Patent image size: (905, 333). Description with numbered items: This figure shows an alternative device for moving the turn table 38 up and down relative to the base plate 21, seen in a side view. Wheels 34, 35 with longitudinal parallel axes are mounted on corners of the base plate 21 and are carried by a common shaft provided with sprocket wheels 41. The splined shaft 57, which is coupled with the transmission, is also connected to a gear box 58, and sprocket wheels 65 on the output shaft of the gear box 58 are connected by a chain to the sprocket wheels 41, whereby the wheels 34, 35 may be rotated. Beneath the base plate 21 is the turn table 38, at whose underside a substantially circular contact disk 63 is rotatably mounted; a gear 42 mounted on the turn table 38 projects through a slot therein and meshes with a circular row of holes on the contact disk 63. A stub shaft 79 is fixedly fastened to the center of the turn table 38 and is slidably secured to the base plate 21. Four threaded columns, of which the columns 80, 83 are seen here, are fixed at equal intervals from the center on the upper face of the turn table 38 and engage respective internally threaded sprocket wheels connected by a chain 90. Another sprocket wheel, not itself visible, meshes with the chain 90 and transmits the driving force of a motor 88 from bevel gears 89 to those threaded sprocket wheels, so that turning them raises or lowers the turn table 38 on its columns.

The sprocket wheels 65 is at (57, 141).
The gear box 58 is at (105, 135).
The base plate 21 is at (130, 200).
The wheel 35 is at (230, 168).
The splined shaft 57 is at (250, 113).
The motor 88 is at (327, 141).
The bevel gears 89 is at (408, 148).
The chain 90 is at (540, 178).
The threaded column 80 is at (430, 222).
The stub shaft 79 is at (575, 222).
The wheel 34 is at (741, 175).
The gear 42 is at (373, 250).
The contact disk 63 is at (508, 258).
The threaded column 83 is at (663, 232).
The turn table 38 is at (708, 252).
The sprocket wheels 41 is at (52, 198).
....
## GOAL
Can you repeat every one of the lines above word for word, changing nothing?

## ANSWER BELOW
Patent image size: (905, 333). Description with numbered items: This figure shows an alternative device for moving the turn table 38 up and down relative to the base plate 21, seen in a side view. Wheels 34, 35 with longitudinal parallel axes are mounted on corners of the base plate 21 and are carried by a common shaft provided with sprocket wheels 41. The splined shaft 57, which is coupled with the transmission, is also connected to a gear box 58, and sprocket wheels 65 on the output shaft of the gear box 58 are connected by a chain to the sprocket wheels 41, whereby the wheels 34, 35 may be rotated. Beneath the base plate 21 is the turn table 38, at whose underside a substantially circular contact disk 63 is rotatably mounted; a gear 42 mounted on the turn table 38 projects through a slot therein and meshes with a circular row of holes on the contact disk 63. A stub shaft 79 is fixedly fastened to the center of the turn table 38 and is slidably secured to the base plate 21. Four threaded columns, of which the columns 80, 83 are seen here, are fixed at equal intervals from the center on the upper face of the turn table 38 and engage respective internally threaded sprocket wheels connected by a chain 90. Another sprocket wheel, not itself visible, meshes with the chain 90 and transmits the driving force of a motor 88 from bevel gears 89 to those threaded sprocket wheels, so that turning them raises or lowers the turn table 38 on its columns.

The sprocket wheels 65 is at (57, 141).
The gear box 58 is at (105, 135).
The base plate 21 is at (130, 200).
The wheel 35 is at (230, 168).
The splined shaft 57 is at (250, 113).
The motor 88 is at (327, 141).
The bevel gears 89 is at (408, 148).
The chain 90 is at (540, 178).
The threaded column 80 is at (430, 222).
The stub shaft 79 is at (575, 222).
The wheel 34 is at (741, 175).
The gear 42 is at (373, 250).
The contact disk 63 is at (508, 258).
The threaded column 83 is at (663, 232).
The turn table 38 is at (708, 252).
The sprocket wheels 41 is at (52, 198).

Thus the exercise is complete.